# Stated exercise
Each record is to be transcribed exactly.

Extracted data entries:

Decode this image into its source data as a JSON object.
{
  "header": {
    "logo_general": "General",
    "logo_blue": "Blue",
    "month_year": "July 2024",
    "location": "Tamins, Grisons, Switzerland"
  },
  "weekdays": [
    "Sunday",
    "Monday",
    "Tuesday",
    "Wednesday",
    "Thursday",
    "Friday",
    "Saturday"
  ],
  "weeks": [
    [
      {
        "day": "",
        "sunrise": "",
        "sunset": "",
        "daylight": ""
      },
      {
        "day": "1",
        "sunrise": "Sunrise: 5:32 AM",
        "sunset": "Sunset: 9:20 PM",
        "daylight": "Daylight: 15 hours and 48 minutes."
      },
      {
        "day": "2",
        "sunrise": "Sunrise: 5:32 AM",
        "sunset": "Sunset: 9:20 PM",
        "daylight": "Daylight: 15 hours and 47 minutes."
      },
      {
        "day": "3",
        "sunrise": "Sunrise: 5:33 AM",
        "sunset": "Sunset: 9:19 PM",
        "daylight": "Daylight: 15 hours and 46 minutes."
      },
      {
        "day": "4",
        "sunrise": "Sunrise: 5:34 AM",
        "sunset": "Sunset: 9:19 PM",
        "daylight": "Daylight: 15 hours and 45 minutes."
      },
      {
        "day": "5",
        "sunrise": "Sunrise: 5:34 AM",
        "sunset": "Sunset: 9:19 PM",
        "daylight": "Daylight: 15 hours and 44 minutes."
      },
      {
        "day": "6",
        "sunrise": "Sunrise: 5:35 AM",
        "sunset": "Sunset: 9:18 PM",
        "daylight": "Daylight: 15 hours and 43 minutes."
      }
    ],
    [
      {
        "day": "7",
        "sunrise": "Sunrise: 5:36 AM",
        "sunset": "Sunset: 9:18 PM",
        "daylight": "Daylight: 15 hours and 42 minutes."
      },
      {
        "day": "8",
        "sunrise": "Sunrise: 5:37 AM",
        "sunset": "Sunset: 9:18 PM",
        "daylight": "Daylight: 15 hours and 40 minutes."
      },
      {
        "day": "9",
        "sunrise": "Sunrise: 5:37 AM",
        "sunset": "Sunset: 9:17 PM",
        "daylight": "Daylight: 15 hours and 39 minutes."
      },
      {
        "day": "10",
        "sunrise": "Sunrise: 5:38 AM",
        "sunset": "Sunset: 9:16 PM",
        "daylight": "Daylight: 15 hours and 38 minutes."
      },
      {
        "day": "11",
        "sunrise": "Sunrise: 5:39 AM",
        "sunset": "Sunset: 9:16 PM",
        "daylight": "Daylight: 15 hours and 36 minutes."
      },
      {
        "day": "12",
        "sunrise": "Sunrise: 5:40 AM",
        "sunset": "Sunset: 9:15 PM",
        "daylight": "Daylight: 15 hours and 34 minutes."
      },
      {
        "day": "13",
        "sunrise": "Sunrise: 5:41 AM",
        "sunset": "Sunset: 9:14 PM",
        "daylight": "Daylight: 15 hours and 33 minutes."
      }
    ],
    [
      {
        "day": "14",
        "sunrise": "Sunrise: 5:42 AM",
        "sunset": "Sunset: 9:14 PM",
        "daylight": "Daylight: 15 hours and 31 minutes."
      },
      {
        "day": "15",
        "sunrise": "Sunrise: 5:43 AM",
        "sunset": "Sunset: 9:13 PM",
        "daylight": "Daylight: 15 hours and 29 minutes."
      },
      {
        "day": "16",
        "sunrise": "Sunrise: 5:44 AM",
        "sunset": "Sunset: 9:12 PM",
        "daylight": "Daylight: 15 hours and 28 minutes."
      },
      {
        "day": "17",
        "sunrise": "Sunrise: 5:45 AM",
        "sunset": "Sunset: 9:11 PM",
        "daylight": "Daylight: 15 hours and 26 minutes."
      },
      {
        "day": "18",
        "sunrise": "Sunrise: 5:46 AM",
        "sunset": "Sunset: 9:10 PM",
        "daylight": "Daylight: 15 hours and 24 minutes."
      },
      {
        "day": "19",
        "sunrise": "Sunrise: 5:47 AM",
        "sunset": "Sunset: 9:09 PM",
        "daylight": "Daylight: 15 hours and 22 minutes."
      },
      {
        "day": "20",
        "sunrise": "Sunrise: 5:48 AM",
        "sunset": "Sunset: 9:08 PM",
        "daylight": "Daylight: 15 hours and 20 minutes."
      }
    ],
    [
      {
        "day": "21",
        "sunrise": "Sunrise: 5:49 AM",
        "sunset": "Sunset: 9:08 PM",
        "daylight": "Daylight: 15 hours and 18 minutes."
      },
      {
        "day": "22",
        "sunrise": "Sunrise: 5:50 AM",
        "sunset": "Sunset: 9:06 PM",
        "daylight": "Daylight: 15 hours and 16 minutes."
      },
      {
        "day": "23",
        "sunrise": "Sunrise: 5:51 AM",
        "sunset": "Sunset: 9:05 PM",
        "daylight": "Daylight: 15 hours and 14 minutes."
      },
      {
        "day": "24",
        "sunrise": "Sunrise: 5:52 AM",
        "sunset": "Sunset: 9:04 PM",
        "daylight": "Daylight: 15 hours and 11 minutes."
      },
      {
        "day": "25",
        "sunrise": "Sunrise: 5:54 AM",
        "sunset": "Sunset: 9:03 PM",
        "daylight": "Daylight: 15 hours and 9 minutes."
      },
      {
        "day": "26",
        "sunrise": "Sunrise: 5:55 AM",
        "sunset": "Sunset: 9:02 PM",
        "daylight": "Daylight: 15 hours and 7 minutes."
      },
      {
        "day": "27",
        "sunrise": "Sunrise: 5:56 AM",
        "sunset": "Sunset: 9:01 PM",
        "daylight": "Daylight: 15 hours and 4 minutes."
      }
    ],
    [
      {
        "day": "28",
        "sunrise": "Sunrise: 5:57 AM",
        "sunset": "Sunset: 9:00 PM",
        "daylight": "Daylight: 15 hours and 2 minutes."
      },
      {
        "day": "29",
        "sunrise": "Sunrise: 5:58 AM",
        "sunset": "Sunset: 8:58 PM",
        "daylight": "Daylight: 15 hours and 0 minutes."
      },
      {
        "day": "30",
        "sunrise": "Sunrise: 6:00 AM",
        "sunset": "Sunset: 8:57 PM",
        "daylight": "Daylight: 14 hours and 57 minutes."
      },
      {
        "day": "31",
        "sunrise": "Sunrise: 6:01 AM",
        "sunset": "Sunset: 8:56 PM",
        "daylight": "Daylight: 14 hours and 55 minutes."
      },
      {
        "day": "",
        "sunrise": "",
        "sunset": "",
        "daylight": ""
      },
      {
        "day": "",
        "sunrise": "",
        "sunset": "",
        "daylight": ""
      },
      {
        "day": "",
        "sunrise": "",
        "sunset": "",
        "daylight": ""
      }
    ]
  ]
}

# Reply
Decode this image into its source data as a JSON object.
{
  "header": {
    "logo_general": "General",
    "logo_blue": "Blue",
    "month_year": "July 2024",
    "location": "Tamins, Grisons, Switzerland"
  },
  "weekdays": [
    "Sunday",
    "Monday",
    "Tuesday",
    "Wednesday",
    "Thursday",
    "Friday",
    "Saturday"
  ],
  "weeks": [
    [
      {
        "day": "",
        "sunrise": "",
        "sunset": "",
        "daylight": ""
      },
      {
        "day": "1",
        "sunrise": "Sunrise: 5:32 AM",
        "sunset": "Sunset: 9:20 PM",
        "daylight": "Daylight: 15 hours and 48 minutes."
      },
      {
        "day": "2",
        "sunrise": "Sunrise: 5:32 AM",
        "sunset": "Sunset: 9:20 PM",
        "daylight": "Daylight: 15 hours and 47 minutes."
      },
      {
        "day": "3",
        "sunrise": "Sunrise: 5:33 AM",
        "sunset": "Sunset: 9:19 PM",
        "daylight": "Daylight: 15 hours and 46 minutes."
      },
      {
        "day": "4",
        "sunrise": "Sunrise: 5:34 AM",
        "sunset": "Sunset: 9:19 PM",
        "daylight": "Daylight: 15 hours and 45 minutes."
      },
      {
        "day": "5",
        "sunrise": "Sunrise: 5:34 AM",
        "sunset": "Sunset: 9:19 PM",
        "daylight": "Daylight: 15 hours and 44 minutes."
      },
      {
        "day": "6",
        "sunrise": "Sunrise: 5:35 AM",
        "sunset": "Sunset: 9:18 PM",
        "daylight": "Daylight: 15 hours and 43 minutes."
      }
    ],
    [
      {
        "day": "7",
        "sunrise": "Sunrise: 5:36 AM",
        "sunset": "Sunset: 9:18 PM",
        "daylight": "Daylight: 15 hours and 42 minutes."
      },
      {
        "day": "8",
        "sunrise": "Sunrise: 5:37 AM",
        "sunset": "Sunset: 9:18 PM",
        "daylight": "Daylight: 15 hours and 40 minutes."
      },
      {
        "day": "9",
        "sunrise": "Sunrise: 5:37 AM",
        "sunset": "Sunset: 9:17 PM",
        "daylight": "Daylight: 15 hours and 39 minutes."
      },
      {
        "day": "10",
        "sunrise": "Sunrise: 5:38 AM",
        "sunset": "Sunset: 9:16 PM",
        "daylight": "Daylight: 15 hours and 38 minutes."
      },
      {
        "day": "11",
        "sunrise": "Sunrise: 5:39 AM",
        "sunset": "Sunset: 9:16 PM",
        "daylight": "Daylight: 15 hours and 36 minutes."
      },
      {
        "day": "12",
        "sunrise": "Sunrise: 5:40 AM",
        "sunset": "Sunset: 9:15 PM",
        "daylight": "Daylight: 15 hours and 34 minutes."
      },
      {
        "day": "13",
        "sunrise": "Sunrise: 5:41 AM",
        "sunset": "Sunset: 9:14 PM",
        "daylight": "Daylight: 15 hours and 33 minutes."
      }
    ],
    [
      {
        "day": "14",
        "sunrise": "Sunrise: 5:42 AM",
        "sunset": "Sunset: 9:14 PM",
        "daylight": "Daylight: 15 hours and 31 minutes."
      },
      {
        "day": "15",
        "sunrise": "Sunrise: 5:43 AM",
        "sunset": "Sunset: 9:13 PM",
        "daylight": "Daylight: 15 hours and 29 minutes."
      },
      {
        "day": "16",
        "sunrise": "Sunrise: 5:44 AM",
        "sunset": "Sunset: 9:12 PM",
        "daylight": "Daylight: 15 hours and 28 minutes."
      },
      {
        "day": "17",
        "sunrise": "Sunrise: 5:45 AM",
        "sunset": "Sunset: 9:11 PM",
        "daylight": "Daylight: 15 hours and 26 minutes."
      },
      {
        "day": "18",
        "sunrise": "Sunrise: 5:46 AM",
        "sunset": "Sunset: 9:10 PM",
        "daylight": "Daylight: 15 hours and 24 minutes."
      },
      {
        "day": "19",
        "sunrise": "Sunrise: 5:47 AM",
        "sunset": "Sunset: 9:09 PM",
        "daylight": "Daylight: 15 hours and 22 minutes."
      },
      {
        "day": "20",
        "sunrise": "Sunrise: 5:48 AM",
        "sunset": "Sunset: 9:08 PM",
        "daylight": "Daylight: 15 hours and 20 minutes."
      }
    ],
    [
      {
        "day": "21",
        "sunrise": "Sunrise: 5:49 AM",
        "sunset": "Sunset: 9:08 PM",
        "daylight": "Daylight: 15 hours and 18 minutes."
      },
      {
        "day": "22",
        "sunrise": "Sunrise: 5:50 AM",
        "sunset": "Sunset: 9:06 PM",
        "daylight": "Daylight: 15 hours and 16 minutes."
      },
      {
        "day": "23",
        "sunrise": "Sunrise: 5:51 AM",
        "sunset": "Sunset: 9:05 PM",
        "daylight": "Daylight: 15 hours and 14 minutes."
      },
      {
        "day": "24",
        "sunrise": "Sunrise: 5:52 AM",
        "sunset": "Sunset: 9:04 PM",
        "daylight": "Daylight: 15 hours and 11 minutes."
      },
      {
        "day": "25",
        "sunrise": "Sunrise: 5:54 AM",
        "sunset": "Sunset: 9:03 PM",
        "daylight": "Daylight: 15 hours and 9 minutes."
      },
      {
        "day": "26",
        "sunrise": "Sunrise: 5:55 AM",
        "sunset": "Sunset: 9:02 PM",
        "daylight": "Daylight: 15 hours and 7 minutes."
      },
      {
        "day": "27",
        "sunrise": "Sunrise: 5:56 AM",
        "sunset": "Sunset: 9:01 PM",
        "daylight": "Daylight: 15 hours and 4 minutes."
      }
    ],
    [
      {
        "day": "28",
        "sunrise": "Sunrise: 5:57 AM",
        "sunset": "Sunset: 9:00 PM",
        "daylight": "Daylight: 15 hours and 2 minutes."
      },
      {
        "day": "29",
        "sunrise": "Sunrise: 5:58 AM",
        "sunset": "Sunset: 8:58 PM",
        "daylight": "Daylight: 15 hours and 0 minutes."
      },
      {
        "day": "30",
        "sunrise": "Sunrise: 6:00 AM",
        "sunset": "Sunset: 8:57 PM",
        "daylight": "Daylight: 14 hours and 57 minutes."
      },
      {
        "day": "31",
        "sunrise": "Sunrise: 6:01 AM",
        "sunset": "Sunset: 8:56 PM",
        "daylight": "Daylight: 14 hours and 55 minutes."
      },
      {
        "day": "",
        "sunrise": "",
        "sunset": "",
        "daylight": ""
      },
      {
        "day": "",
        "sunrise": "",
        "sunset": "",
        "daylight": ""
      },
      {
        "day": "",
        "sunrise": "",
        "sunset": "",
        "daylight": ""
      }
    ]
  ]
}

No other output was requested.